- **WHAT NEEDS TO BE DONE**
Among the lines below, count those with "name". Give the total alone.

(Chart and figure data)
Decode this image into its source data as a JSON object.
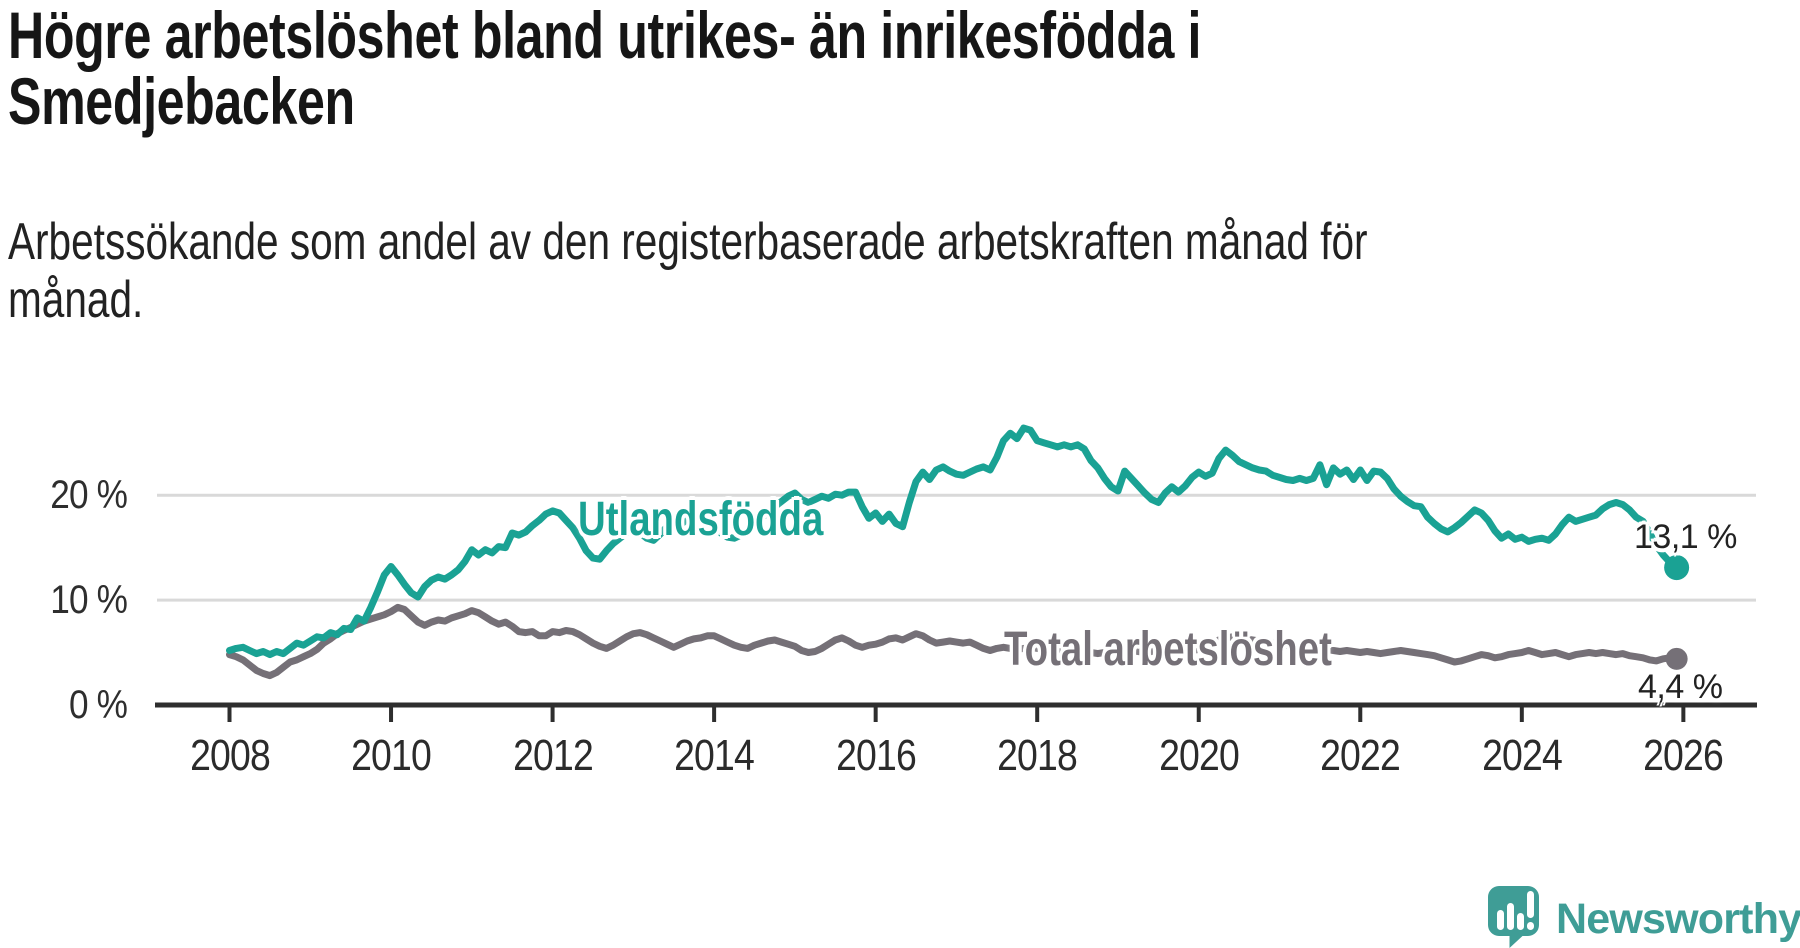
{
  "title_lines": [
    "Högre arbetslöshet bland utrikes- än inrikesfödda i",
    "Smedjebacken"
  ],
  "subtitle_lines": [
    "Arbetssökande som andel av den registerbaserade arbetskraften månad för",
    "månad."
  ],
  "colors": {
    "accent_teal": "#1aa294",
    "line_gray": "#757077",
    "grid": "#d9d9d9",
    "axis": "#2e2e2e",
    "text_dark": "#161616",
    "logo_teal": "#3f9d96"
  },
  "chart_data": {
    "type": "line",
    "x_unit": "month",
    "x_start": "2008-01",
    "x_end": "2025-12",
    "xlim": [
      2007.6,
      2026.9
    ],
    "ylim": [
      0,
      29
    ],
    "grid": true,
    "legend": "inline-labels",
    "x_ticks": [
      2008,
      2010,
      2012,
      2014,
      2016,
      2018,
      2020,
      2022,
      2024,
      2026
    ],
    "y_ticks": [
      {
        "value": 0,
        "label": "0 %"
      },
      {
        "value": 10,
        "label": "10 %"
      },
      {
        "value": 20,
        "label": "20 %"
      }
    ],
    "series": [
      {
        "name": "Utlandsfödda",
        "color": "#1aa294",
        "end_label": "13,1 %",
        "values": [
          5.2,
          5.4,
          5.5,
          5.2,
          4.9,
          5.1,
          4.8,
          5.1,
          4.9,
          5.4,
          5.9,
          5.7,
          6.1,
          6.5,
          6.4,
          6.9,
          6.7,
          7.3,
          7.2,
          8.3,
          8.0,
          9.3,
          10.8,
          12.4,
          13.2,
          12.4,
          11.5,
          10.7,
          10.3,
          11.3,
          11.9,
          12.2,
          12.0,
          12.4,
          12.9,
          13.7,
          14.8,
          14.3,
          14.8,
          14.5,
          15.1,
          15.0,
          16.4,
          16.2,
          16.5,
          17.1,
          17.6,
          18.2,
          18.5,
          18.3,
          17.6,
          16.9,
          15.9,
          14.7,
          14.0,
          13.9,
          14.7,
          15.4,
          15.9,
          16.4,
          16.9,
          16.4,
          15.9,
          15.7,
          16.3,
          17.0,
          17.4,
          17.2,
          17.7,
          18.1,
          17.8,
          17.3,
          16.9,
          16.4,
          16.0,
          15.9,
          16.2,
          16.8,
          17.3,
          17.8,
          18.4,
          18.9,
          19.4,
          19.9,
          20.2,
          19.6,
          19.3,
          19.6,
          19.9,
          19.7,
          20.1,
          20.0,
          20.3,
          20.3,
          18.9,
          17.8,
          18.3,
          17.5,
          18.2,
          17.3,
          17.0,
          19.3,
          21.3,
          22.2,
          21.5,
          22.4,
          22.7,
          22.3,
          22.0,
          21.9,
          22.2,
          22.5,
          22.7,
          22.4,
          23.6,
          25.2,
          25.9,
          25.4,
          26.4,
          26.2,
          25.2,
          25.0,
          24.8,
          24.6,
          24.8,
          24.6,
          24.8,
          24.4,
          23.3,
          22.6,
          21.6,
          20.8,
          20.4,
          22.3,
          21.6,
          20.9,
          20.2,
          19.6,
          19.3,
          20.2,
          20.8,
          20.3,
          20.9,
          21.7,
          22.2,
          21.8,
          22.1,
          23.5,
          24.3,
          23.8,
          23.2,
          22.9,
          22.6,
          22.4,
          22.3,
          21.9,
          21.7,
          21.5,
          21.4,
          21.6,
          21.4,
          21.6,
          22.9,
          21.0,
          22.6,
          22.0,
          22.4,
          21.5,
          22.4,
          21.4,
          22.3,
          22.2,
          21.6,
          20.6,
          19.9,
          19.4,
          19.0,
          18.9,
          17.9,
          17.3,
          16.8,
          16.5,
          16.9,
          17.4,
          18.0,
          18.6,
          18.3,
          17.6,
          16.6,
          15.9,
          16.3,
          15.8,
          16.0,
          15.6,
          15.8,
          15.9,
          15.7,
          16.3,
          17.2,
          17.9,
          17.5,
          17.7,
          17.9,
          18.1,
          18.7,
          19.1,
          19.3,
          19.1,
          18.6,
          17.9,
          17.5,
          16.4,
          15.2,
          14.3,
          13.6,
          13.1
        ]
      },
      {
        "name": "Total arbetslöshet",
        "color": "#757077",
        "end_label": "4,4 %",
        "values": [
          4.8,
          4.6,
          4.3,
          3.8,
          3.3,
          3.0,
          2.8,
          3.1,
          3.6,
          4.1,
          4.3,
          4.6,
          4.9,
          5.3,
          5.9,
          6.3,
          6.8,
          7.1,
          7.4,
          7.7,
          8.0,
          8.2,
          8.4,
          8.6,
          8.9,
          9.3,
          9.1,
          8.5,
          7.9,
          7.6,
          7.9,
          8.1,
          8.0,
          8.3,
          8.5,
          8.7,
          9.0,
          8.8,
          8.4,
          8.0,
          7.7,
          7.9,
          7.5,
          7.0,
          6.9,
          7.0,
          6.6,
          6.6,
          7.0,
          6.9,
          7.1,
          7.0,
          6.7,
          6.3,
          5.9,
          5.6,
          5.4,
          5.7,
          6.1,
          6.5,
          6.8,
          6.9,
          6.7,
          6.4,
          6.1,
          5.8,
          5.5,
          5.8,
          6.1,
          6.3,
          6.4,
          6.6,
          6.6,
          6.3,
          6.0,
          5.7,
          5.5,
          5.4,
          5.7,
          5.9,
          6.1,
          6.2,
          6.0,
          5.8,
          5.6,
          5.2,
          5.0,
          5.1,
          5.4,
          5.8,
          6.2,
          6.4,
          6.1,
          5.7,
          5.5,
          5.7,
          5.8,
          6.0,
          6.3,
          6.4,
          6.2,
          6.5,
          6.8,
          6.6,
          6.2,
          5.9,
          6.0,
          6.1,
          6.0,
          5.9,
          6.0,
          5.7,
          5.4,
          5.2,
          5.4,
          5.5,
          5.4,
          5.3,
          5.4,
          5.5,
          5.4,
          5.3,
          5.2,
          5.1,
          5.0,
          5.1,
          5.2,
          5.1,
          5.0,
          4.9,
          5.0,
          5.1,
          5.0,
          5.1,
          5.2,
          5.1,
          5.0,
          5.1,
          5.3,
          5.2,
          5.1,
          5.0,
          5.1,
          5.2,
          5.3,
          5.5,
          5.8,
          6.2,
          6.4,
          6.5,
          6.4,
          6.3,
          6.2,
          6.1,
          6.0,
          5.9,
          5.8,
          5.7,
          5.6,
          5.5,
          5.4,
          5.3,
          5.4,
          5.3,
          5.2,
          5.1,
          5.2,
          5.1,
          5.0,
          5.1,
          5.0,
          4.9,
          5.0,
          5.1,
          5.2,
          5.1,
          5.0,
          4.9,
          4.8,
          4.7,
          4.5,
          4.3,
          4.1,
          4.2,
          4.4,
          4.6,
          4.8,
          4.7,
          4.5,
          4.6,
          4.8,
          4.9,
          5.0,
          5.2,
          5.0,
          4.8,
          4.9,
          5.0,
          4.8,
          4.6,
          4.8,
          4.9,
          5.0,
          4.9,
          5.0,
          4.9,
          4.8,
          4.9,
          4.7,
          4.6,
          4.5,
          4.3,
          4.2,
          4.4,
          4.5,
          4.4
        ]
      }
    ]
  },
  "logo": {
    "wordmark": "Newsworthy",
    "icon": "newsworthy-speech-bubble-chart-icon"
  }
}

- **FINISHED TASK**
2